[START RECORDS FOR THIS TASK]

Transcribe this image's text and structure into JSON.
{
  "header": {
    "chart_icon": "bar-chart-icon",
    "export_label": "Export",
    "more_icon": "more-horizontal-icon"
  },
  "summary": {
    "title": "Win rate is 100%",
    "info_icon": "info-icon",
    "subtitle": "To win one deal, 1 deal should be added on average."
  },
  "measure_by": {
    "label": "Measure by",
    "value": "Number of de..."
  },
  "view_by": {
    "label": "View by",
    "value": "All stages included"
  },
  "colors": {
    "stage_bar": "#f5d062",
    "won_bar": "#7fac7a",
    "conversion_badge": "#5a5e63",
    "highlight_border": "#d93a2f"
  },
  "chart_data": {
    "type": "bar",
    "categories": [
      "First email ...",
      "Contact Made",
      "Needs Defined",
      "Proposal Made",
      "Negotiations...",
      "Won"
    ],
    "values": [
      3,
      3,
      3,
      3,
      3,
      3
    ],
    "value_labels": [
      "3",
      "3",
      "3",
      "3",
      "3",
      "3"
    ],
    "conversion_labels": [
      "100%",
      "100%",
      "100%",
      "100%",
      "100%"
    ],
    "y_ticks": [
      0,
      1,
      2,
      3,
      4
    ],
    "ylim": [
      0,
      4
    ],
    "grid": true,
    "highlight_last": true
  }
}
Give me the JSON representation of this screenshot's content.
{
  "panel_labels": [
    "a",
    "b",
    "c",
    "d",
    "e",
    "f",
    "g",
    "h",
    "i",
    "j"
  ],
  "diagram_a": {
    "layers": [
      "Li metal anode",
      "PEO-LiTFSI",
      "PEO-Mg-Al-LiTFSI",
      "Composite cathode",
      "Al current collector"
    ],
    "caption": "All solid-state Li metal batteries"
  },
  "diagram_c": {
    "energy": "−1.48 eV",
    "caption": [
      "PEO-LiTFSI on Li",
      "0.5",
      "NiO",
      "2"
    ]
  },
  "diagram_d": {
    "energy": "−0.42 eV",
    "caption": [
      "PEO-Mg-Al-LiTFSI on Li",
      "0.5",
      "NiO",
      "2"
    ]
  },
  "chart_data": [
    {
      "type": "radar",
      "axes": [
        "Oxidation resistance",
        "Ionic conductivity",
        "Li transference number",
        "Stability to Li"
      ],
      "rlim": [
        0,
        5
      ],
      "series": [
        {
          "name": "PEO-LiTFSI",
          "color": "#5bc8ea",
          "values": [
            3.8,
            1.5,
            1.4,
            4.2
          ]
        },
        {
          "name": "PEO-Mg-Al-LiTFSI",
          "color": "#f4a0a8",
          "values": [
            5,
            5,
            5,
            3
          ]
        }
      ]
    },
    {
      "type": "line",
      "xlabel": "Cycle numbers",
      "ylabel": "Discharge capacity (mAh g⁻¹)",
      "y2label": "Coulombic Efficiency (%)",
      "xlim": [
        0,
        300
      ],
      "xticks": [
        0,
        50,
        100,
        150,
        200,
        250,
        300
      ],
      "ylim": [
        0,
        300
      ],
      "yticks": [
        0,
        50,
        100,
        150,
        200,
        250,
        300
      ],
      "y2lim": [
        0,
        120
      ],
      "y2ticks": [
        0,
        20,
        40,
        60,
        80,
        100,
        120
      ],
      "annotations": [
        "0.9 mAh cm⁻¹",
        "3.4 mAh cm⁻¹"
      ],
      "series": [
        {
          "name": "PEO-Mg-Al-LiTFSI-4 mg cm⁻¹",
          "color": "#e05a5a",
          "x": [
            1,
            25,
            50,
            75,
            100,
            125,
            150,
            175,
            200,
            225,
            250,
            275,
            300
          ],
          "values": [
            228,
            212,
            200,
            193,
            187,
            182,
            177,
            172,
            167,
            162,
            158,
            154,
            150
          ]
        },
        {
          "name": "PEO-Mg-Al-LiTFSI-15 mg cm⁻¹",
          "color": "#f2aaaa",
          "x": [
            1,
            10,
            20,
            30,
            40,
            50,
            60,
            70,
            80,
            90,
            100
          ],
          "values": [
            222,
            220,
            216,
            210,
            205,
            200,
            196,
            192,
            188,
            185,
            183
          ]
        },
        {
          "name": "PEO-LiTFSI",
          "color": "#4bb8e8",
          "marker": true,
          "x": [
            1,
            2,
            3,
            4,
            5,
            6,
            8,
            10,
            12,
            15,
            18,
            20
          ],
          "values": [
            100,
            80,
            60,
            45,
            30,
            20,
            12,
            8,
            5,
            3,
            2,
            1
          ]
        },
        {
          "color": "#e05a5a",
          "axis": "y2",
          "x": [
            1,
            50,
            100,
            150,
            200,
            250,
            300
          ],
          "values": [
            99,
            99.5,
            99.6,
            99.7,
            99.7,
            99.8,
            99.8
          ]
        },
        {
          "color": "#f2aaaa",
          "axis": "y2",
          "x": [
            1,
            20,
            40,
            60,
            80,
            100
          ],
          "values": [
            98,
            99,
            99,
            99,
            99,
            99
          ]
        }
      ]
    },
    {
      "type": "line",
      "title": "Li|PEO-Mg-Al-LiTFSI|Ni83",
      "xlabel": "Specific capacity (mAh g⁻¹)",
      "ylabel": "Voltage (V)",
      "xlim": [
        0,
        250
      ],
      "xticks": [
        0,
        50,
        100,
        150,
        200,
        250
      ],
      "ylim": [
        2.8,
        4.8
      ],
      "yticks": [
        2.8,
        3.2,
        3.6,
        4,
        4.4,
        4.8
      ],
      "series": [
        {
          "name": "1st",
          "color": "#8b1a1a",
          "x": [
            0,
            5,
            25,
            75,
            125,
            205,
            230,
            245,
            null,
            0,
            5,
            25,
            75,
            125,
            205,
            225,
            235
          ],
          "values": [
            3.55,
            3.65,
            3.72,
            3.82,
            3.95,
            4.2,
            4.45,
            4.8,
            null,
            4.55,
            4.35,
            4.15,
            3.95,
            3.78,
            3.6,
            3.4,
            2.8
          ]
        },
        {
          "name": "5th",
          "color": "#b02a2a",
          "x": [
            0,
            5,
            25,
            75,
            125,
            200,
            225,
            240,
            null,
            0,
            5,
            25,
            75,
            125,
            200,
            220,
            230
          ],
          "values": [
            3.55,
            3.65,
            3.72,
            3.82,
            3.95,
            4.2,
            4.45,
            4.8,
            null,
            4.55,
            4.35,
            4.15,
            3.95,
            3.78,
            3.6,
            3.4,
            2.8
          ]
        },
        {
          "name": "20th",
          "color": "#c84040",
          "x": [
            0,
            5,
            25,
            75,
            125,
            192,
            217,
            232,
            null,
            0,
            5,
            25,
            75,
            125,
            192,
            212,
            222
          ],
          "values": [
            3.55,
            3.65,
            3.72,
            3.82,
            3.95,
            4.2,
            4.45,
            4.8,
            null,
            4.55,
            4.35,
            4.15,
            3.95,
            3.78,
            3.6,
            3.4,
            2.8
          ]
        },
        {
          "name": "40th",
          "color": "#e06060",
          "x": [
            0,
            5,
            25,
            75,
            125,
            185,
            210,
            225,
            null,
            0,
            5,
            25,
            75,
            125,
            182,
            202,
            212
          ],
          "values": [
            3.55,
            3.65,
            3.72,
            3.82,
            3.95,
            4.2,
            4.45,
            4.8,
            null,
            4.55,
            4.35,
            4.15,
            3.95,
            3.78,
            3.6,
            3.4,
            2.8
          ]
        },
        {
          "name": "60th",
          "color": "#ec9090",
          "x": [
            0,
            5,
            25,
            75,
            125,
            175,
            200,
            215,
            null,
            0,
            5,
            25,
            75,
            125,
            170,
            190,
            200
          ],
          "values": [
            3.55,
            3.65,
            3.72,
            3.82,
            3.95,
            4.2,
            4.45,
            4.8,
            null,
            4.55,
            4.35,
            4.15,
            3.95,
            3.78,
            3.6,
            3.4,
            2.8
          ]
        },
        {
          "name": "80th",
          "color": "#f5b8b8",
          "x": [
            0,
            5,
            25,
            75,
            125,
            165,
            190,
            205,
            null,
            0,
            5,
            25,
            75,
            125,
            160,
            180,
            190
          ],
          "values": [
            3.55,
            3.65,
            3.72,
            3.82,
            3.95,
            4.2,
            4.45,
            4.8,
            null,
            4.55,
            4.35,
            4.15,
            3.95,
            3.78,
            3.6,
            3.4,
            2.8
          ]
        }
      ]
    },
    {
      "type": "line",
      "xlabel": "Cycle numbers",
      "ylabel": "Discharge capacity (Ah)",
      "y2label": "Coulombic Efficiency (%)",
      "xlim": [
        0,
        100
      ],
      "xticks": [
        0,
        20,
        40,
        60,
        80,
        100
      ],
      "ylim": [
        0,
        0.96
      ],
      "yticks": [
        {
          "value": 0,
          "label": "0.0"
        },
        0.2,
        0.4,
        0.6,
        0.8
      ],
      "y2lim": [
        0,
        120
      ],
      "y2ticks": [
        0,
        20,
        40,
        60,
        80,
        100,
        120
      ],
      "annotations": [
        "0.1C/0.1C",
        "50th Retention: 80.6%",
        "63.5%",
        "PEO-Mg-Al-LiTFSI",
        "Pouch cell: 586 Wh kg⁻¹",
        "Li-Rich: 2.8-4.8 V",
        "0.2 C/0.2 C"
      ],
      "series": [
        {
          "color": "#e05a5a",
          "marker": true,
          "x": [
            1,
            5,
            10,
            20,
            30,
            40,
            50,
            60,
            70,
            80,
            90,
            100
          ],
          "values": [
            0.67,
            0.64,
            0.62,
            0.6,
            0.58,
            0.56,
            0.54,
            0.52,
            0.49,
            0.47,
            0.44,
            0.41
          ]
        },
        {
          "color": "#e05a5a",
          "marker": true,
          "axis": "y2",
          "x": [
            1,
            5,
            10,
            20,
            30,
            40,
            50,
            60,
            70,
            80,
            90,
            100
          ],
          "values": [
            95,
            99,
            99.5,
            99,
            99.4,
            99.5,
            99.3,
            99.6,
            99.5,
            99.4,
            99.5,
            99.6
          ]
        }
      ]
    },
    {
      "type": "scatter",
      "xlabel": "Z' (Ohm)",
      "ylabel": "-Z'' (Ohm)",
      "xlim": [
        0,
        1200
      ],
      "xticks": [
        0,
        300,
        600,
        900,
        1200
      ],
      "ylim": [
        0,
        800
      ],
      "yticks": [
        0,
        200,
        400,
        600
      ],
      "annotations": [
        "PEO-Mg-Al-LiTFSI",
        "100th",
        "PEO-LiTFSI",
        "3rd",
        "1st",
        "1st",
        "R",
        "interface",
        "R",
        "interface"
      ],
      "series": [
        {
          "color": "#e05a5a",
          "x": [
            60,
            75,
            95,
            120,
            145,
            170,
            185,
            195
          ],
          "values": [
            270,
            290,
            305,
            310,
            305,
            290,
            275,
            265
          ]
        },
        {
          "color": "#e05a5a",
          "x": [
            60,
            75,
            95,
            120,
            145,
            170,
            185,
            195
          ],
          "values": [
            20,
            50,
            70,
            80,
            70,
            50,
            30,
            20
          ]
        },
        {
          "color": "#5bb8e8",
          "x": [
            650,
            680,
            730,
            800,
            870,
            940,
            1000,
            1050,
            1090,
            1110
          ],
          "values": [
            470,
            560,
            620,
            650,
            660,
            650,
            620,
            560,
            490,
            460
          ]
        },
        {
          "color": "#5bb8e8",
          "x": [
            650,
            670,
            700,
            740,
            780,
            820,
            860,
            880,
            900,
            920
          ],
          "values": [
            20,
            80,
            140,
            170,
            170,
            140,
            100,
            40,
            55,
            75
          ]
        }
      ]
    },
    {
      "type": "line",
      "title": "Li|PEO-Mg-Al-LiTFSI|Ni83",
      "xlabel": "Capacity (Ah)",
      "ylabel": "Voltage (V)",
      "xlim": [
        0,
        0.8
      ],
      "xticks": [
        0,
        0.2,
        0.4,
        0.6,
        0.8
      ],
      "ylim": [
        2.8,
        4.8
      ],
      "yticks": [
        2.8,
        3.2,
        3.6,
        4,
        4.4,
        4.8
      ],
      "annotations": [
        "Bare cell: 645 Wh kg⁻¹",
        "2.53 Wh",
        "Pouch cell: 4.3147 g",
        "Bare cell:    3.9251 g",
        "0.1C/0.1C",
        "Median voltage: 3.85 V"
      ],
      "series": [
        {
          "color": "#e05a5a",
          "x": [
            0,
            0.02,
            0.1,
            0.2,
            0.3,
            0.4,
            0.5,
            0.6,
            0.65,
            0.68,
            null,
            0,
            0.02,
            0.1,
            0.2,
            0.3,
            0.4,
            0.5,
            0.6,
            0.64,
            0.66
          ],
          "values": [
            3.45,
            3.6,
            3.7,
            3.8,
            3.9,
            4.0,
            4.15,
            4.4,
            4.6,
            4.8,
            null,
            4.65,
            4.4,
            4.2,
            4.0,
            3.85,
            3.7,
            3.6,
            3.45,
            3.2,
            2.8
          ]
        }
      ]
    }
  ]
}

[END RECORDS FOR THIS TASK]

▶ _AIM OF THE EXERCISE_
Make a list of all lines in the data that contain "Pouch".

▶ _SOLUTION FOR THIS PROBLEM_
        "Pouch cell: 586 Wh kg⁻¹",
        "Pouch cell: 4.3147 g",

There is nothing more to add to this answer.